_What to do:_ Below is a block of records. Copy every line in it that contains the word "recommended".

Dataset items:
[Begin]

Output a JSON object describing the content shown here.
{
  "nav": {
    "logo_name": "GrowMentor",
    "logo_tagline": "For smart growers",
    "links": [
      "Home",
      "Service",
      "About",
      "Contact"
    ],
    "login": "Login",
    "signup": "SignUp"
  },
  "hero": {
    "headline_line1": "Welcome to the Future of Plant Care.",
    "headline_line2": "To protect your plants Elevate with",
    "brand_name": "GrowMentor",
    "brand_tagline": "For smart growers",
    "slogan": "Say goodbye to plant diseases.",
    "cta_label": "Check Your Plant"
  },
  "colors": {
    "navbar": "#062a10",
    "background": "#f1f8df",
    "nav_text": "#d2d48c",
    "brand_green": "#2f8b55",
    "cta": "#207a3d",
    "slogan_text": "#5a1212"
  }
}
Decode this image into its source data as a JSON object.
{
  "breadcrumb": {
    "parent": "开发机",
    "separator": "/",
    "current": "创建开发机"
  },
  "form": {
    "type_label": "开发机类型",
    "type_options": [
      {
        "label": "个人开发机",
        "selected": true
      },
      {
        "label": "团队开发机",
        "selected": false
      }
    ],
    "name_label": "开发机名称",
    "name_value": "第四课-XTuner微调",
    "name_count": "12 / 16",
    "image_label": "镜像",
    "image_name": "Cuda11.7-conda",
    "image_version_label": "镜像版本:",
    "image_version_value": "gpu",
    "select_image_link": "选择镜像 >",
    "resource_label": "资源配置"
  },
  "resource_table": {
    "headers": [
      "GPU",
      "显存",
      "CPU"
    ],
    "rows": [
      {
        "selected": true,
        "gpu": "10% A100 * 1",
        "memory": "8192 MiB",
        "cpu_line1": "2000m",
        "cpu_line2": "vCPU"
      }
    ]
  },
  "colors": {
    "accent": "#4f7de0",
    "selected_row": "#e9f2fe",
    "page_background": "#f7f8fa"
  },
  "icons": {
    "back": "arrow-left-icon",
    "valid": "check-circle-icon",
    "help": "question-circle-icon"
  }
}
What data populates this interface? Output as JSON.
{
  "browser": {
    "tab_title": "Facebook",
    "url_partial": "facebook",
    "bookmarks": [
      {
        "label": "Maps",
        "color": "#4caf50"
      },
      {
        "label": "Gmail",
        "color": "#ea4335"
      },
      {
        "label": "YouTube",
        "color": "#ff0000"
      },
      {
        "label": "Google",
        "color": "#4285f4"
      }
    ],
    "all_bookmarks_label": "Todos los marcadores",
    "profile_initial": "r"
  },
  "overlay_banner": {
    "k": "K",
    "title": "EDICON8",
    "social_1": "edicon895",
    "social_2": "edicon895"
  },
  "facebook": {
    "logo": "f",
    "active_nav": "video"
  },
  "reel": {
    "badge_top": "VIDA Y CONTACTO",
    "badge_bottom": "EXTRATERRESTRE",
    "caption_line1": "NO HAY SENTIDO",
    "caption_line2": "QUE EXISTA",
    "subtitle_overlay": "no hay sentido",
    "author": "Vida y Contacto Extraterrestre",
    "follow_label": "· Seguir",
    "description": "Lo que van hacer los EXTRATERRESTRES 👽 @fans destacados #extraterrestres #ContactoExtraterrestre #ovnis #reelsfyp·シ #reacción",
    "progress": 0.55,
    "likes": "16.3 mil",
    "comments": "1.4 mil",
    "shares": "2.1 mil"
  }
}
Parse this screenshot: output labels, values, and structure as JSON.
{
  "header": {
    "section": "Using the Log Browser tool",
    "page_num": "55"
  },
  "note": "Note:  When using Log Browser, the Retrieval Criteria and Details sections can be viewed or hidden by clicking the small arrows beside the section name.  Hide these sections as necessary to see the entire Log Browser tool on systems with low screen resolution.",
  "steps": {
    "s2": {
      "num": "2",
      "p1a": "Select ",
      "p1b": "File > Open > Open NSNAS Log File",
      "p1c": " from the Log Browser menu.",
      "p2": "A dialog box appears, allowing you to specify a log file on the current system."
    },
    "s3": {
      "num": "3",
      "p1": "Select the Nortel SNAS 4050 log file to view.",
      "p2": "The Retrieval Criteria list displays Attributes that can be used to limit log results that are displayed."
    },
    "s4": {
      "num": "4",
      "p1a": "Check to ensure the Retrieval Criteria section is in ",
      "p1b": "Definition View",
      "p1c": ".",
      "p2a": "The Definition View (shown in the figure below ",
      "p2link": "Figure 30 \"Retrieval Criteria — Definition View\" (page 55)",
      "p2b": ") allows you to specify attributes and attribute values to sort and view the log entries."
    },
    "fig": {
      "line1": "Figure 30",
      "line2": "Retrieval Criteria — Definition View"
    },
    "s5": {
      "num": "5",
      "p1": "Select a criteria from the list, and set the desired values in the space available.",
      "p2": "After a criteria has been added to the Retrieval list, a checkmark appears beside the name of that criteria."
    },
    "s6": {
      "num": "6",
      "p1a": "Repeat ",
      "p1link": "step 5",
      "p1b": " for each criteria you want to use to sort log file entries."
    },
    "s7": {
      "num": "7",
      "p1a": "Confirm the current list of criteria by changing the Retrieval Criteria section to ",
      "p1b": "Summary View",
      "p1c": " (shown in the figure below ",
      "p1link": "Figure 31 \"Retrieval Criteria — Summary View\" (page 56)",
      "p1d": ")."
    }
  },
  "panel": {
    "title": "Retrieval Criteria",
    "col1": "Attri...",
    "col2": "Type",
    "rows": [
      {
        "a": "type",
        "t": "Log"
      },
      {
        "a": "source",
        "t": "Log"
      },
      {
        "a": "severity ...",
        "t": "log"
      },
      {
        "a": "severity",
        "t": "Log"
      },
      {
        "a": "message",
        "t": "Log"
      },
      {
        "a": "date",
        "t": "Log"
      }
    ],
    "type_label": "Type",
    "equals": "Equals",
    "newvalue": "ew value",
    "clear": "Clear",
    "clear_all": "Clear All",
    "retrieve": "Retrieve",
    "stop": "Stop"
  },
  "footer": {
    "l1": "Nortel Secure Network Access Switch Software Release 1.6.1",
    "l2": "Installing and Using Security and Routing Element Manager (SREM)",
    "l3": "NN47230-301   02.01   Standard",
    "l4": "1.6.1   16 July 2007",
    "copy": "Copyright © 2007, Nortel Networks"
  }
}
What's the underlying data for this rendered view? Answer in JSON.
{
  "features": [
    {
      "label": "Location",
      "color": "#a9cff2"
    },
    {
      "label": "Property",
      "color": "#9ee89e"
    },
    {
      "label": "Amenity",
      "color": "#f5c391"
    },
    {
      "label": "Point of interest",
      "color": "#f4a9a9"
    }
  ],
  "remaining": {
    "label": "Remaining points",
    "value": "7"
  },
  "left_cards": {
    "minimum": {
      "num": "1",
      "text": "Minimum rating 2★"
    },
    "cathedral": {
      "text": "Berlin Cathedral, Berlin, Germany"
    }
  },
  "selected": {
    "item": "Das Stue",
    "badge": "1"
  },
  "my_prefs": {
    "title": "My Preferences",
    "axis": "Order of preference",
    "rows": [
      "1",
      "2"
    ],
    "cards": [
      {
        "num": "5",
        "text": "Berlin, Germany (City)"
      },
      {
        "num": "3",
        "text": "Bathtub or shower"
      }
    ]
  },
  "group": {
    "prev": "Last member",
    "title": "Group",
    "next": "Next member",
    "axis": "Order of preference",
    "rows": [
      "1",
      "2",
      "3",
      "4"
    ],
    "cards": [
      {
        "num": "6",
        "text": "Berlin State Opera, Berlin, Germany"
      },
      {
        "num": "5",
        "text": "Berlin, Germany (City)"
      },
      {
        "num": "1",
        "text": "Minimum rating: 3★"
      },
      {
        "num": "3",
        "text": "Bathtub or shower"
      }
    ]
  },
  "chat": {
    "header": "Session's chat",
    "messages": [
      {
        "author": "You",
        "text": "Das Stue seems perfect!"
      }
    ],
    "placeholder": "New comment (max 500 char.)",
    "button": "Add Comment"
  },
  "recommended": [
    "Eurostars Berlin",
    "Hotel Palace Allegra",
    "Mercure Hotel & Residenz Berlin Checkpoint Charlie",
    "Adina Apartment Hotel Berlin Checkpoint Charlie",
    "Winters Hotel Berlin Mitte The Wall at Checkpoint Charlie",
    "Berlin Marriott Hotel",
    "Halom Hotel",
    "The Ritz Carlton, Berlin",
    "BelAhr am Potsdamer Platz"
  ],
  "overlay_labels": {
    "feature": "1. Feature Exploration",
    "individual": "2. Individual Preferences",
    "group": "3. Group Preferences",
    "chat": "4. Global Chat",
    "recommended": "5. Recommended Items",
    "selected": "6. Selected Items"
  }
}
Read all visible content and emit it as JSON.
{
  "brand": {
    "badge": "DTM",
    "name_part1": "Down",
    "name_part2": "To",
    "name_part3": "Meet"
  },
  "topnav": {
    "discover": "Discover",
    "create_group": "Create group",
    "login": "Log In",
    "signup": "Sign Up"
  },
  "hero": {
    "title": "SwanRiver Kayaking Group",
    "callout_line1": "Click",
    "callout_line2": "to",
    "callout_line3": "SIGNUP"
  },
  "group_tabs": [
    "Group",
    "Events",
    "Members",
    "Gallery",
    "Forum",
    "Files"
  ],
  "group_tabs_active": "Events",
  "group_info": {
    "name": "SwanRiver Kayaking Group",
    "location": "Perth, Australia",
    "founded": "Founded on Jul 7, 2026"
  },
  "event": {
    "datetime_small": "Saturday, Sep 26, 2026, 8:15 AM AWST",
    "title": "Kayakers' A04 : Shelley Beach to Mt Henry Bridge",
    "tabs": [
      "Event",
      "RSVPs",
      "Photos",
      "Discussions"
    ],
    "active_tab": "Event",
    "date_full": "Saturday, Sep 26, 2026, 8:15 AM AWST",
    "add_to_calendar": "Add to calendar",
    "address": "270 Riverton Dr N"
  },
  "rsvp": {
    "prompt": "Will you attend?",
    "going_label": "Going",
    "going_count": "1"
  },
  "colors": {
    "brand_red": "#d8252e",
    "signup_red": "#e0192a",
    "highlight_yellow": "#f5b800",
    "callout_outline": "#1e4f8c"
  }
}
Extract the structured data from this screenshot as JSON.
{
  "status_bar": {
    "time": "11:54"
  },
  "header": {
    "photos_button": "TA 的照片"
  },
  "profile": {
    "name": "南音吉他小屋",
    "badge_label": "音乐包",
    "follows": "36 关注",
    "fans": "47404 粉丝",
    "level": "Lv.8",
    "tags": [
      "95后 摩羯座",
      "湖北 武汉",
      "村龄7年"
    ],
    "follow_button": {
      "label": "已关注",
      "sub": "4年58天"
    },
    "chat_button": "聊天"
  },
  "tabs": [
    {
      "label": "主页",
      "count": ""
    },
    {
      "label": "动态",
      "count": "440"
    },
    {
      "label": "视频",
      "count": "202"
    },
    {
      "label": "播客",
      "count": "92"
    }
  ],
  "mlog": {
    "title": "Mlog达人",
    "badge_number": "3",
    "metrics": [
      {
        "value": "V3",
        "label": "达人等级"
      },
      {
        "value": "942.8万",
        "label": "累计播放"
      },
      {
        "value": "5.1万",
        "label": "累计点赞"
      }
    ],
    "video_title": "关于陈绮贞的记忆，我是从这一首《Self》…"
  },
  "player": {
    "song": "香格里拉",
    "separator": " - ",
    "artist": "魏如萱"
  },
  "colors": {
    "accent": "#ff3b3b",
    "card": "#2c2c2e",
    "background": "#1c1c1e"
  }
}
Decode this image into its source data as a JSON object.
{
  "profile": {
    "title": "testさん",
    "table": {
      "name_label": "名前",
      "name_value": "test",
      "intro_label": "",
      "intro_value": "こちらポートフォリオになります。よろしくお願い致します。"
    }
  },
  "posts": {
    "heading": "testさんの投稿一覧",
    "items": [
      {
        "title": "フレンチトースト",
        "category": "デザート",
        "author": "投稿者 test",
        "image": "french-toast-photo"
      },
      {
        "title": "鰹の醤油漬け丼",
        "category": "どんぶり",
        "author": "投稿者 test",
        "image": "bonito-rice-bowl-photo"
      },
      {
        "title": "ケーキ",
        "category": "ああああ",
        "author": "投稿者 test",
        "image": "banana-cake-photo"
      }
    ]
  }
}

[End]

_Solution to the exercise:_
  "recommended": [
    "recommended": "5. Recommended Items",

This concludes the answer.